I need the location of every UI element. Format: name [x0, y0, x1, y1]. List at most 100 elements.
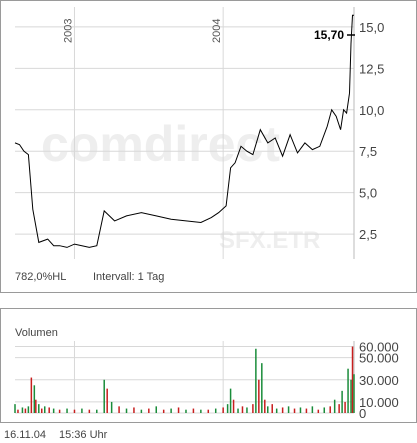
footer-time: 15:36 Uhr: [59, 429, 108, 441]
volume-bar: [252, 404, 254, 413]
volume-grid: [15, 341, 355, 414]
volume-bar: [185, 409, 187, 413]
price-y-axis-labels: 2,5 5,0 7,5 10,0 12,5 15,0: [359, 20, 384, 242]
volume-y-tick-label: 30.000: [359, 373, 399, 388]
volume-bar: [305, 408, 308, 413]
last-value-label: 15,70: [314, 28, 344, 42]
volume-bar: [329, 406, 331, 413]
volume-bar: [214, 408, 217, 413]
volume-bar: [118, 406, 120, 413]
volume-bar: [264, 399, 266, 413]
volume-bar: [255, 348, 257, 413]
volume-bar: [229, 388, 232, 413]
price-y-tick-label: 15,0: [359, 20, 384, 35]
year-labels: 2003 2004: [62, 19, 223, 43]
volume-bar: [347, 368, 349, 413]
volume-bar: [287, 406, 290, 413]
volume-bar: [232, 399, 235, 413]
volume-chart-panel: Volumen 0 10.000 30.000 50.000 60.000: [0, 308, 417, 423]
volume-bar: [333, 399, 336, 413]
interval-label: Intervall: 1 Tag: [93, 271, 165, 283]
volume-bar: [200, 409, 202, 413]
volume-bar: [73, 409, 76, 413]
volume-bar: [261, 363, 263, 413]
price-y-tick-label: 7,5: [359, 144, 377, 159]
volume-bar: [103, 379, 105, 413]
volume-bar: [237, 408, 239, 413]
volume-y-tick-label: 50.000: [359, 351, 399, 366]
volume-bar: [271, 404, 273, 413]
volume-bar: [81, 408, 83, 413]
volume-bar: [148, 408, 150, 413]
volume-bar: [246, 407, 248, 413]
volume-bar: [106, 388, 108, 413]
price-chart: comdirect SFX.ETR 2003 2004 2,5 5,0 7,5 10,0…: [14, 7, 384, 259]
price-chart-panel: comdirect SFX.ETR 2003 2004 2,5 5,0 7,5 10,0…: [0, 0, 417, 293]
volume-y-tick-label: 0: [359, 406, 366, 421]
volume-bar: [155, 406, 157, 413]
volume-bar: [353, 374, 355, 413]
volume-bar: [52, 408, 55, 413]
volume-bar: [35, 399, 37, 413]
hl-label: 782,0%HL: [15, 271, 67, 283]
volume-bar: [351, 346, 354, 413]
volume-bar: [17, 409, 19, 413]
price-line: [14, 14, 354, 248]
volume-bar: [48, 407, 50, 413]
year-label: 2004: [211, 19, 223, 43]
volume-y-tick-label: 60.000: [359, 340, 399, 355]
volume-bar: [226, 404, 229, 413]
volume-bar: [293, 408, 296, 413]
volume-bar: [222, 407, 224, 413]
price-y-tick-label: 12,5: [359, 61, 384, 76]
footer-date: 16.11.04: [4, 429, 47, 441]
price-y-tick-label: 10,0: [359, 103, 384, 118]
ticker-watermark: SFX.ETR: [219, 227, 320, 254]
volume-bar: [24, 408, 27, 413]
volume-bar: [311, 406, 314, 413]
volume-bar: [207, 409, 210, 413]
volume-bar: [14, 404, 16, 413]
volume-bar: [30, 377, 33, 413]
volume-bar: [133, 407, 135, 413]
volume-bar: [38, 404, 40, 413]
volume-bar: [317, 409, 320, 413]
volume-bar: [281, 407, 284, 413]
volume-bar: [140, 409, 143, 413]
year-label: 2003: [62, 19, 74, 43]
volume-bar: [275, 408, 278, 413]
volume-bar: [344, 401, 346, 413]
volume-bar: [58, 409, 61, 413]
volume-bar: [162, 409, 165, 413]
volume-bar: [338, 404, 340, 413]
volume-bar: [110, 401, 113, 413]
volume-bar: [21, 407, 24, 413]
volume-bar: [27, 406, 30, 413]
volume-bar: [299, 407, 302, 413]
volume-title: Volumen: [15, 327, 58, 339]
volume-bar: [66, 408, 68, 413]
volume-bar: [170, 408, 172, 413]
price-y-tick-label: 5,0: [359, 186, 377, 201]
price-y-tick-label: 2,5: [359, 227, 377, 242]
volume-bar: [192, 408, 195, 413]
price-series: [14, 14, 354, 248]
volume-bars: [14, 346, 355, 413]
volume-bar: [241, 406, 244, 413]
volume-bar: [125, 408, 128, 413]
volume-bar: [33, 385, 36, 413]
price-grid: [15, 7, 355, 259]
volume-bar: [41, 408, 43, 413]
volume-bar: [323, 407, 326, 413]
volume-y-tick-label: 10.000: [359, 395, 399, 410]
volume-bar: [96, 409, 98, 413]
volume-bar: [267, 406, 269, 413]
volume-bar: [350, 379, 352, 413]
volume-bar: [258, 379, 260, 413]
volume-bar: [341, 390, 343, 413]
volume-bar: [177, 407, 180, 413]
comdirect-watermark: comdirect: [41, 116, 280, 172]
volume-bar: [88, 409, 91, 413]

The problem:
Reproduce the material above word for word, from the line with "footer-time: 15:36 Uhr: [59, 429, 108, 441]" to the line with "volume-bar: [133, 407, 135, 413]", including both of those lines.

Reply:
footer-time: 15:36 Uhr: [59, 429, 108, 441]
volume-bar: [252, 404, 254, 413]
volume-grid: [15, 341, 355, 414]
volume-bar: [185, 409, 187, 413]
price-y-axis-labels: 2,5 5,0 7,5 10,0 12,5 15,0: [359, 20, 384, 242]
volume-y-tick-label: 30.000: [359, 373, 399, 388]
volume-bar: [305, 408, 308, 413]
last-value-label: 15,70: [314, 28, 344, 42]
volume-bar: [329, 406, 331, 413]
volume-bar: [214, 408, 217, 413]
volume-bar: [118, 406, 120, 413]
volume-bar: [264, 399, 266, 413]
volume-bar: [255, 348, 257, 413]
volume-bar: [229, 388, 232, 413]
price-y-tick-label: 15,0: [359, 20, 384, 35]
year-labels: 2003 2004: [62, 19, 223, 43]
volume-bar: [347, 368, 349, 413]
volume-bar: [287, 406, 290, 413]
volume-bar: [232, 399, 235, 413]
volume-chart-panel: Volumen 0 10.000 30.000 50.000 60.000: [0, 308, 417, 423]
volume-bar: [333, 399, 336, 413]
interval-label: Intervall: 1 Tag: [93, 271, 165, 283]
volume-bar: [200, 409, 202, 413]
volume-bar: [73, 409, 76, 413]
volume-bar: [261, 363, 263, 413]
price-y-tick-label: 7,5: [359, 144, 377, 159]
volume-bar: [103, 379, 105, 413]
volume-bar: [237, 408, 239, 413]
volume-y-tick-label: 50.000: [359, 351, 399, 366]
volume-bar: [271, 404, 273, 413]
volume-bar: [81, 408, 83, 413]
volume-bar: [148, 408, 150, 413]
volume-bar: [246, 407, 248, 413]
volume-bar: [106, 388, 108, 413]
price-chart: comdirect SFX.ETR 2003 2004 2,5 5,0 7,5 10,0…: [14, 7, 384, 259]
price-chart-panel: comdirect SFX.ETR 2003 2004 2,5 5,0 7,5 10,0…: [0, 0, 417, 293]
volume-y-tick-label: 0: [359, 406, 366, 421]
volume-bar: [155, 406, 157, 413]
volume-bar: [353, 374, 355, 413]
volume-bar: [52, 408, 55, 413]
volume-bar: [35, 399, 37, 413]
hl-label: 782,0%HL: [15, 271, 67, 283]
volume-bar: [351, 346, 354, 413]
volume-bar: [17, 409, 19, 413]
price-line: [14, 14, 354, 248]
volume-bar: [48, 407, 50, 413]
year-label: 2004: [211, 19, 223, 43]
volume-y-tick-label: 60.000: [359, 340, 399, 355]
volume-bar: [226, 404, 229, 413]
volume-bar: [293, 408, 296, 413]
volume-bar: [222, 407, 224, 413]
price-y-tick-label: 12,5: [359, 61, 384, 76]
footer-date: 16.11.04: [4, 429, 47, 441]
price-y-tick-label: 10,0: [359, 103, 384, 118]
ticker-watermark: SFX.ETR: [219, 227, 320, 254]
volume-bar: [24, 408, 27, 413]
volume-bar: [311, 406, 314, 413]
volume-bar: [207, 409, 210, 413]
volume-bar: [14, 404, 16, 413]
volume-bar: [30, 377, 33, 413]
volume-bar: [133, 407, 135, 413]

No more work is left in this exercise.